## TASK GOAL
Copy each line exactly. Leave nothing out.
>> start PROVIDED RECORDS
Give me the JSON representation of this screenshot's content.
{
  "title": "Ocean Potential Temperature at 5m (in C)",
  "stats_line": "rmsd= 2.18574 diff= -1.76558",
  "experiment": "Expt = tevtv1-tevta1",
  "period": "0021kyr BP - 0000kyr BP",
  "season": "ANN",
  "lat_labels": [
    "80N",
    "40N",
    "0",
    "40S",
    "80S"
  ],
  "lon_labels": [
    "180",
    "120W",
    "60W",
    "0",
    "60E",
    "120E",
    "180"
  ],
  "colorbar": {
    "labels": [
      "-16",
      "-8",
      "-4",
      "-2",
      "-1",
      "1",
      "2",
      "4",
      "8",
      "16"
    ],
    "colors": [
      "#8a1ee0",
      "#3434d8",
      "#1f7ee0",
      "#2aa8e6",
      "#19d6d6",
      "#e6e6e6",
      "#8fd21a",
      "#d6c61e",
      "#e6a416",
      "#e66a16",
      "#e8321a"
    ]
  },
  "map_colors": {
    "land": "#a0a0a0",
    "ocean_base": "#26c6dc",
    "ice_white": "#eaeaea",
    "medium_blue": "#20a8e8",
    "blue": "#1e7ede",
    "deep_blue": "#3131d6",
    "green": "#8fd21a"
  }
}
>> end PROVIDED RECORDS
## EXERCISE SOLUTION
Give me the JSON representation of this screenshot's content.
{
  "title": "Ocean Potential Temperature at 5m (in C)",
  "stats_line": "rmsd= 2.18574 diff= -1.76558",
  "experiment": "Expt = tevtv1-tevta1",
  "period": "0021kyr BP - 0000kyr BP",
  "season": "ANN",
  "lat_labels": [
    "80N",
    "40N",
    "0",
    "40S",
    "80S"
  ],
  "lon_labels": [
    "180",
    "120W",
    "60W",
    "0",
    "60E",
    "120E",
    "180"
  ],
  "colorbar": {
    "labels": [
      "-16",
      "-8",
      "-4",
      "-2",
      "-1",
      "1",
      "2",
      "4",
      "8",
      "16"
    ],
    "colors": [
      "#8a1ee0",
      "#3434d8",
      "#1f7ee0",
      "#2aa8e6",
      "#19d6d6",
      "#e6e6e6",
      "#8fd21a",
      "#d6c61e",
      "#e6a416",
      "#e66a16",
      "#e8321a"
    ]
  },
  "map_colors": {
    "land": "#a0a0a0",
    "ocean_base": "#26c6dc",
    "ice_white": "#eaeaea",
    "medium_blue": "#20a8e8",
    "blue": "#1e7ede",
    "deep_blue": "#3131d6",
    "green": "#8fd21a"
  }
}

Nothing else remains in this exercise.